Restate the full set of records exactly, word for word.

__________________________________________________

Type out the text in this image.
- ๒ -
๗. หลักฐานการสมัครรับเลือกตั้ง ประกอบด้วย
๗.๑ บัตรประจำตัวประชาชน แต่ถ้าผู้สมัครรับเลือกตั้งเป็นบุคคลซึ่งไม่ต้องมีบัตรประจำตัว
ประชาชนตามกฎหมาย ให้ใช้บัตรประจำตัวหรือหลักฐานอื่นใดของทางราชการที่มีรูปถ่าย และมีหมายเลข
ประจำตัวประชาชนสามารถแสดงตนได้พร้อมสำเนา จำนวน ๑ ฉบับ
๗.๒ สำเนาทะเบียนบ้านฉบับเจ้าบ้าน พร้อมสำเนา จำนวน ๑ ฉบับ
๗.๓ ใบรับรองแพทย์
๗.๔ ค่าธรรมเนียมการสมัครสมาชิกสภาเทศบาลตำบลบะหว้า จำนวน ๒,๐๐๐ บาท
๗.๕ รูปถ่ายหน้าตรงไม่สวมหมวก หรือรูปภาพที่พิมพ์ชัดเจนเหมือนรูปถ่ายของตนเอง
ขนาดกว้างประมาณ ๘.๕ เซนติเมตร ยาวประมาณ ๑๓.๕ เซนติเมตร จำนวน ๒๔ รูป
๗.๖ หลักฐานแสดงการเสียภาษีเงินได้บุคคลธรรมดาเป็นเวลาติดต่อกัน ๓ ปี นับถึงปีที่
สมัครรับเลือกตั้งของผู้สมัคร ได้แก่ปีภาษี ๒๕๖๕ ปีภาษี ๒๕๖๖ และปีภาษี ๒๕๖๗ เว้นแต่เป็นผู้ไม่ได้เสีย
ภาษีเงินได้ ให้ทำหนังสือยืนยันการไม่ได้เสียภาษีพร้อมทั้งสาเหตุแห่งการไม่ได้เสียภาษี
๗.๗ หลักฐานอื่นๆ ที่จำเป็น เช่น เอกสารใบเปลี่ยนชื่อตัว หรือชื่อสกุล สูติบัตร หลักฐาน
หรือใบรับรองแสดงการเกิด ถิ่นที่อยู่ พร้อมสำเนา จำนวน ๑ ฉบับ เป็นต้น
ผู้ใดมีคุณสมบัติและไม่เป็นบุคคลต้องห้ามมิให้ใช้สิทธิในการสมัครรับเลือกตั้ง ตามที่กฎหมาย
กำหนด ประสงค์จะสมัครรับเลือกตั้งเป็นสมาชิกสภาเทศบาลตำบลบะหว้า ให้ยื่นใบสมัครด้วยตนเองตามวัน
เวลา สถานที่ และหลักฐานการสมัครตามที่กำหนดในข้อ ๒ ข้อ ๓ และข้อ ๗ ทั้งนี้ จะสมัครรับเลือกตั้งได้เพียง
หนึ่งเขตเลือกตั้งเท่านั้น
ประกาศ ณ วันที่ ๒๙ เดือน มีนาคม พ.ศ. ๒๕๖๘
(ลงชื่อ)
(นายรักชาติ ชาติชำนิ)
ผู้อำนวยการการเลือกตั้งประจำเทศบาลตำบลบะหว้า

__________________________________________________

FINAL RESULT ▸
Type out the text in this image.
- ๒ -
๗. หลักฐานการสมัครรับเลือกตั้ง ประกอบด้วย
๗.๑ บัตรประจำตัวประชาชน แต่ถ้าผู้สมัครรับเลือกตั้งเป็นบุคคลซึ่งไม่ต้องมีบัตรประจำตัว
ประชาชนตามกฎหมาย ให้ใช้บัตรประจำตัวหรือหลักฐานอื่นใดของทางราชการที่มีรูปถ่าย และมีหมายเลข
ประจำตัวประชาชนสามารถแสดงตนได้พร้อมสำเนา จำนวน ๑ ฉบับ
๗.๒ สำเนาทะเบียนบ้านฉบับเจ้าบ้าน พร้อมสำเนา จำนวน ๑ ฉบับ
๗.๓ ใบรับรองแพทย์
๗.๔ ค่าธรรมเนียมการสมัครสมาชิกสภาเทศบาลตำบลบะหว้า จำนวน ๒,๐๐๐ บาท
๗.๕ รูปถ่ายหน้าตรงไม่สวมหมวก หรือรูปภาพที่พิมพ์ชัดเจนเหมือนรูปถ่ายของตนเอง
ขนาดกว้างประมาณ ๘.๕ เซนติเมตร ยาวประมาณ ๑๓.๕ เซนติเมตร จำนวน ๒๔ รูป
๗.๖ หลักฐานแสดงการเสียภาษีเงินได้บุคคลธรรมดาเป็นเวลาติดต่อกัน ๓ ปี นับถึงปีที่
สมัครรับเลือกตั้งของผู้สมัคร ได้แก่ปีภาษี ๒๕๖๕ ปีภาษี ๒๕๖๖ และปีภาษี ๒๕๖๗ เว้นแต่เป็นผู้ไม่ได้เสีย
ภาษีเงินได้ ให้ทำหนังสือยืนยันการไม่ได้เสียภาษีพร้อมทั้งสาเหตุแห่งการไม่ได้เสียภาษี
๗.๗ หลักฐานอื่นๆ ที่จำเป็น เช่น เอกสารใบเปลี่ยนชื่อตัว หรือชื่อสกุล สูติบัตร หลักฐาน
หรือใบรับรองแสดงการเกิด ถิ่นที่อยู่ พร้อมสำเนา จำนวน ๑ ฉบับ เป็นต้น
ผู้ใดมีคุณสมบัติและไม่เป็นบุคคลต้องห้ามมิให้ใช้สิทธิในการสมัครรับเลือกตั้ง ตามที่กฎหมาย
กำหนด ประสงค์จะสมัครรับเลือกตั้งเป็นสมาชิกสภาเทศบาลตำบลบะหว้า ให้ยื่นใบสมัครด้วยตนเองตามวัน
เวลา สถานที่ และหลักฐานการสมัครตามที่กำหนดในข้อ ๒ ข้อ ๓ และข้อ ๗ ทั้งนี้ จะสมัครรับเลือกตั้งได้เพียง
หนึ่งเขตเลือกตั้งเท่านั้น
ประกาศ ณ วันที่ ๒๙ เดือน มีนาคม พ.ศ. ๒๕๖๘
(ลงชื่อ)
(นายรักชาติ ชาติชำนิ)
ผู้อำนวยการการเลือกตั้งประจำเทศบาลตำบลบะหว้า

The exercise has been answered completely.